OBJECTIVE - Restate the entries below word for word, omitting nothing.

PROVIDED DATA -
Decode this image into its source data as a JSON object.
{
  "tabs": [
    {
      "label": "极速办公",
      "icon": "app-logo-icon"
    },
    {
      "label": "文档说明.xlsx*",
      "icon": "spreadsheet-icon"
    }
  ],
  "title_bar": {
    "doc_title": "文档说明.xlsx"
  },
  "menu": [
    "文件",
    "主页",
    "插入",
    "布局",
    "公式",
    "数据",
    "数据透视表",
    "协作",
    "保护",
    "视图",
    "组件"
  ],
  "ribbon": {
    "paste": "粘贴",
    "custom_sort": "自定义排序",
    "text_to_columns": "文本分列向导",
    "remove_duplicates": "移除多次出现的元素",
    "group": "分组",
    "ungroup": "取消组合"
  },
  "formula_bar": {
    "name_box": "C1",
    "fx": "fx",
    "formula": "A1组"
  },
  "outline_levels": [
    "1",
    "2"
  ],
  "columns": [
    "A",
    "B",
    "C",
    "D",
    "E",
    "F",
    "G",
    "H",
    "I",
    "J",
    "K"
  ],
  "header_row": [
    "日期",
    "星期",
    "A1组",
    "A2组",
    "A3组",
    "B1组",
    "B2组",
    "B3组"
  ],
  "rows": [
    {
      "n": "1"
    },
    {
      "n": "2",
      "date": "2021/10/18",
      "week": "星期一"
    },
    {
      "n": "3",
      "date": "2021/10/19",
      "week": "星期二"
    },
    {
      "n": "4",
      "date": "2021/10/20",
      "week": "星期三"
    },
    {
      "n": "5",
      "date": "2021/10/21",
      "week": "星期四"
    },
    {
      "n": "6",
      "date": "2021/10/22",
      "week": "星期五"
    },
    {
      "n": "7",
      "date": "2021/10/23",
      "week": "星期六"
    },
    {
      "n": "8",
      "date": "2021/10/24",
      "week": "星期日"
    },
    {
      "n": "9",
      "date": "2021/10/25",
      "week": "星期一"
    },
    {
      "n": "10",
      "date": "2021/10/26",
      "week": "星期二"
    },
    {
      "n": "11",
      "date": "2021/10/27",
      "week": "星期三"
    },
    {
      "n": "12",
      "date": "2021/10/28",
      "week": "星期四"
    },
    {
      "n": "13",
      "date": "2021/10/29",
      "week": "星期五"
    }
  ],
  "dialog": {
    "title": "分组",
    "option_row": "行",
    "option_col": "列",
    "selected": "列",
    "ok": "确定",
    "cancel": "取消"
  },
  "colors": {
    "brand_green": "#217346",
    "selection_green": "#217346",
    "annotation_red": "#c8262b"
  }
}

ANSWER -
Decode this image into its source data as a JSON object.
{
  "tabs": [
    {
      "label": "极速办公",
      "icon": "app-logo-icon"
    },
    {
      "label": "文档说明.xlsx*",
      "icon": "spreadsheet-icon"
    }
  ],
  "title_bar": {
    "doc_title": "文档说明.xlsx"
  },
  "menu": [
    "文件",
    "主页",
    "插入",
    "布局",
    "公式",
    "数据",
    "数据透视表",
    "协作",
    "保护",
    "视图",
    "组件"
  ],
  "ribbon": {
    "paste": "粘贴",
    "custom_sort": "自定义排序",
    "text_to_columns": "文本分列向导",
    "remove_duplicates": "移除多次出现的元素",
    "group": "分组",
    "ungroup": "取消组合"
  },
  "formula_bar": {
    "name_box": "C1",
    "fx": "fx",
    "formula": "A1组"
  },
  "outline_levels": [
    "1",
    "2"
  ],
  "columns": [
    "A",
    "B",
    "C",
    "D",
    "E",
    "F",
    "G",
    "H",
    "I",
    "J",
    "K"
  ],
  "header_row": [
    "日期",
    "星期",
    "A1组",
    "A2组",
    "A3组",
    "B1组",
    "B2组",
    "B3组"
  ],
  "rows": [
    {
      "n": "1"
    },
    {
      "n": "2",
      "date": "2021/10/18",
      "week": "星期一"
    },
    {
      "n": "3",
      "date": "2021/10/19",
      "week": "星期二"
    },
    {
      "n": "4",
      "date": "2021/10/20",
      "week": "星期三"
    },
    {
      "n": "5",
      "date": "2021/10/21",
      "week": "星期四"
    },
    {
      "n": "6",
      "date": "2021/10/22",
      "week": "星期五"
    },
    {
      "n": "7",
      "date": "2021/10/23",
      "week": "星期六"
    },
    {
      "n": "8",
      "date": "2021/10/24",
      "week": "星期日"
    },
    {
      "n": "9",
      "date": "2021/10/25",
      "week": "星期一"
    },
    {
      "n": "10",
      "date": "2021/10/26",
      "week": "星期二"
    },
    {
      "n": "11",
      "date": "2021/10/27",
      "week": "星期三"
    },
    {
      "n": "12",
      "date": "2021/10/28",
      "week": "星期四"
    },
    {
      "n": "13",
      "date": "2021/10/29",
      "week": "星期五"
    }
  ],
  "dialog": {
    "title": "分组",
    "option_row": "行",
    "option_col": "列",
    "selected": "列",
    "ok": "确定",
    "cancel": "取消"
  },
  "colors": {
    "brand_green": "#217346",
    "selection_green": "#217346",
    "annotation_red": "#c8262b"
  }
}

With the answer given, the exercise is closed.